Extract the lines that hold the string "this".

### INPUT
....

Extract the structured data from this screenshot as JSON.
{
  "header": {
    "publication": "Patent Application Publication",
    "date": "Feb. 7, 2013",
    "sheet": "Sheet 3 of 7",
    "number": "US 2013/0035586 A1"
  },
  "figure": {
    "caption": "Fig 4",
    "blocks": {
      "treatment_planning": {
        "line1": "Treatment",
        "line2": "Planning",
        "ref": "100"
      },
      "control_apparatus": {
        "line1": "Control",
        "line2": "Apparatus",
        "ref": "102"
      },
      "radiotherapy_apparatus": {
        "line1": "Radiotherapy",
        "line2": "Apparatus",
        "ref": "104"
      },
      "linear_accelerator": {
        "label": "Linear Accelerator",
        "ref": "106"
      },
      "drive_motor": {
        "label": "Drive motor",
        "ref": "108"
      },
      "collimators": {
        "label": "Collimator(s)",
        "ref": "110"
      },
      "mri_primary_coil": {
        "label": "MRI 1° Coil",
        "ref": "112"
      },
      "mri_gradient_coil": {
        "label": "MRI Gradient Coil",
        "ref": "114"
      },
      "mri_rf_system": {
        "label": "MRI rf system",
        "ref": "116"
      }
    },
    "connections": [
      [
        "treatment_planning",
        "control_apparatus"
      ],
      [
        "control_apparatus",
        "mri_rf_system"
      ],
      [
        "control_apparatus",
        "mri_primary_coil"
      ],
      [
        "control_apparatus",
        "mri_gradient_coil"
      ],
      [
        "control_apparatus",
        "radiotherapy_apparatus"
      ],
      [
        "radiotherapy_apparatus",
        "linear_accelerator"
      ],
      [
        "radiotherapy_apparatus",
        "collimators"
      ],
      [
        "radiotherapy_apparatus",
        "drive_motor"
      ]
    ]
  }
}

....

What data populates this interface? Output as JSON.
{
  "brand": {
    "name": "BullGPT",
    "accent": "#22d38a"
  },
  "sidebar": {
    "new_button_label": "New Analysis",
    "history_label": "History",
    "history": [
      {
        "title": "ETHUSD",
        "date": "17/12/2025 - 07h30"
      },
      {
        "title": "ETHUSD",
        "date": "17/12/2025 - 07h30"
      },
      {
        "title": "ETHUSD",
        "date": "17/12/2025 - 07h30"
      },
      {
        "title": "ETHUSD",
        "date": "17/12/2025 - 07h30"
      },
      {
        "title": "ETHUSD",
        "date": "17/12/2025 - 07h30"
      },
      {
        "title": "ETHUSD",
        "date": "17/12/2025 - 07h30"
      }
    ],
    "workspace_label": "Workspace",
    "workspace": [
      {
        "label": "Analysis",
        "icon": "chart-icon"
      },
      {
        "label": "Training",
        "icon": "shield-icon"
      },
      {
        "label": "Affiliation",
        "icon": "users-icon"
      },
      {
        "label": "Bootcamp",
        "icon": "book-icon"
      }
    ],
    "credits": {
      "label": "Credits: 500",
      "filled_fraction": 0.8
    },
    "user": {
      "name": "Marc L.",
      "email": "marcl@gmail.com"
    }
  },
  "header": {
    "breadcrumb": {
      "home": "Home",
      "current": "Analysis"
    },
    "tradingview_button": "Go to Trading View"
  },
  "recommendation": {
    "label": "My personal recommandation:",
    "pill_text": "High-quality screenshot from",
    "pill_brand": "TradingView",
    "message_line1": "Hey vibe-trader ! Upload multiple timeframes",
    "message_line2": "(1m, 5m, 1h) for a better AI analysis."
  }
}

....

### EXERCISE OUTPUT
Extract the structured data from this screenshot as JSON.
What data populates this interface? Output as JSON.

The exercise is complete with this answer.